**Required task:** All of the data should be repeated exactly; pictures are not part of the copy.

**Dataset entries:**

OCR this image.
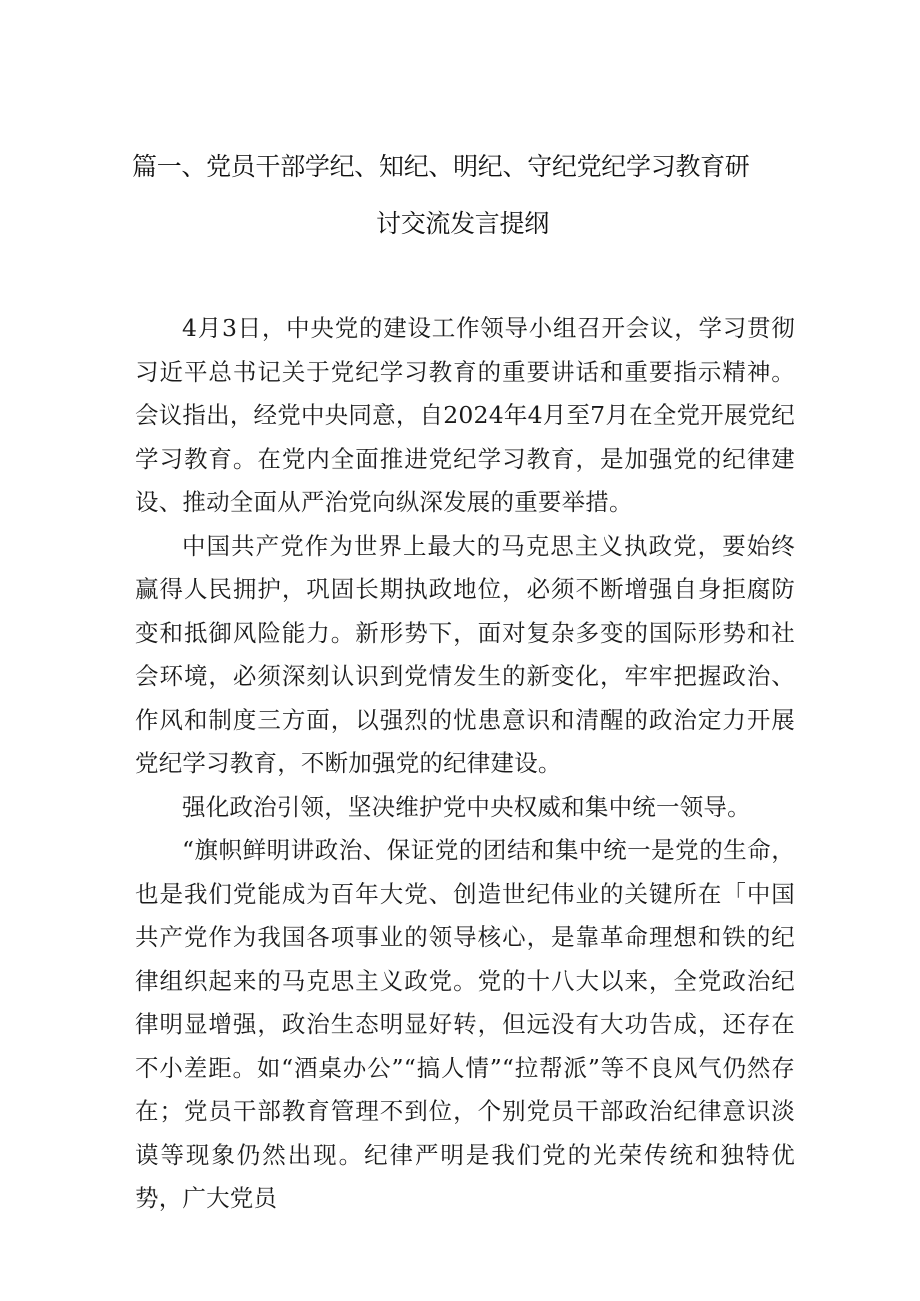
篇一、党员干部学纪、知纪、明纪、守纪党纪学习教育研
讨交流发言提纲

4月3日，中央党的建设工作领导小组召开会议，学习贯彻习近平总书记关于党纪学习教育的重要讲话和重要指示精神。会议指出，经党中央同意，自2024年4月至7月在全党开展党纪学习教育。在党内全面推进党纪学习教育，是加强党的纪律建设、推动全面从严治党向纵深发展的重要举措。

中国共产党作为世界上最大的马克思主义执政党，要始终赢得人民拥护，巩固长期执政地位，必须不断增强自身拒腐防变和抵御风险能力。新形势下，面对复杂多变的国际形势和社会环境，必须深刻认识到党情发生的新变化，牢牢把握政治、作风和制度三方面，以强烈的忧患意识和清醒的政治定力开展党纪学习教育，不断加强党的纪律建设。

强化政治引领，坚决维护党中央权威和集中统一领导。

“旗帜鲜明讲政治、保证党的团结和集中统一是党的生命，也是我们党能成为百年大党、创造世纪伟业的关键所在「中国共产党作为我国各项事业的领导核心，是靠革命理想和铁的纪律组织起来的马克思主义政党。党的十八大以来，全党政治纪律明显增强，政治生态明显好转，但远没有大功告成，还存在不小差距。如“酒桌办公”“搞人情”“拉帮派”等不良风气仍然存在；党员干部教育管理不到位，个别党员干部政治纪律意识淡谟等现象仍然出现。纪律严明是我们党的光荣传统和独特优势，广大党员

**Exercise response:**
OCR this image.
篇一、党员干部学纪、知纪、明纪、守纪党纪学习教育研
讨交流发言提纲

4月3日，中央党的建设工作领导小组召开会议，学习贯彻习近平总书记关于党纪学习教育的重要讲话和重要指示精神。会议指出，经党中央同意，自2024年4月至7月在全党开展党纪学习教育。在党内全面推进党纪学习教育，是加强党的纪律建设、推动全面从严治党向纵深发展的重要举措。

中国共产党作为世界上最大的马克思主义执政党，要始终赢得人民拥护，巩固长期执政地位，必须不断增强自身拒腐防变和抵御风险能力。新形势下，面对复杂多变的国际形势和社会环境，必须深刻认识到党情发生的新变化，牢牢把握政治、作风和制度三方面，以强烈的忧患意识和清醒的政治定力开展党纪学习教育，不断加强党的纪律建设。

强化政治引领，坚决维护党中央权威和集中统一领导。

“旗帜鲜明讲政治、保证党的团结和集中统一是党的生命，也是我们党能成为百年大党、创造世纪伟业的关键所在「中国共产党作为我国各项事业的领导核心，是靠革命理想和铁的纪律组织起来的马克思主义政党。党的十八大以来，全党政治纪律明显增强，政治生态明显好转，但远没有大功告成，还存在不小差距。如“酒桌办公”“搞人情”“拉帮派”等不良风气仍然存在；党员干部教育管理不到位，个别党员干部政治纪律意识淡谟等现象仍然出现。纪律严明是我们党的光荣传统和独特优势，广大党员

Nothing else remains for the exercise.